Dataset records
--------

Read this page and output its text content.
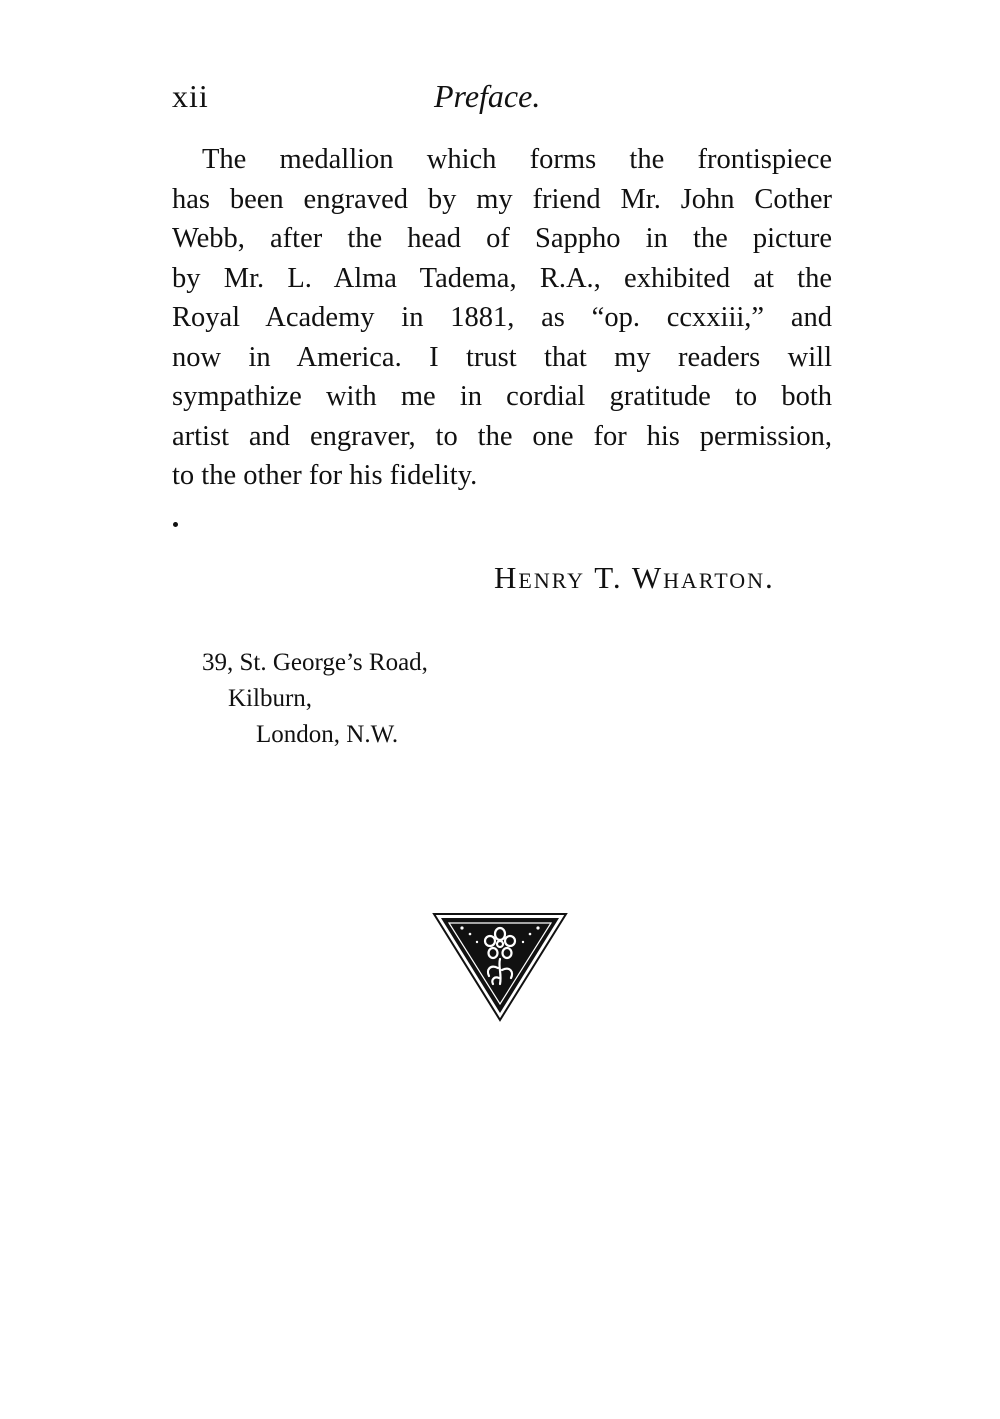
xii	Preface.
The medallion which forms the frontispiece
has been engraved by my friend Mr. John Cother
Webb, after the head of Sappho in the picture
by Mr. L. Alma Tadema, R.A., exhibited at the
Royal Academy in 1881, as “op. ccxxiii,” and
now in America. I trust that my readers will
sympathize with me in cordial gratitude to both
artist and engraver, to the one for his permission,
to the other for his fidelity.
Henry T. Wharton.
39, St. George’s Road,
Kilburn,
London, N.W.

--------

__Goal__: Copy out each line exactly, without the pictures.

__Output of the task__:
Read this page and output its text content.
xii	Preface.
The medallion which forms the frontispiece
has been engraved by my friend Mr. John Cother
Webb, after the head of Sappho in the picture
by Mr. L. Alma Tadema, R.A., exhibited at the
Royal Academy in 1881, as “op. ccxxiii,” and
now in America. I trust that my readers will
sympathize with me in cordial gratitude to both
artist and engraver, to the one for his permission,
to the other for his fidelity.
Henry T. Wharton.
39, St. George’s Road,
Kilburn,
London, N.W.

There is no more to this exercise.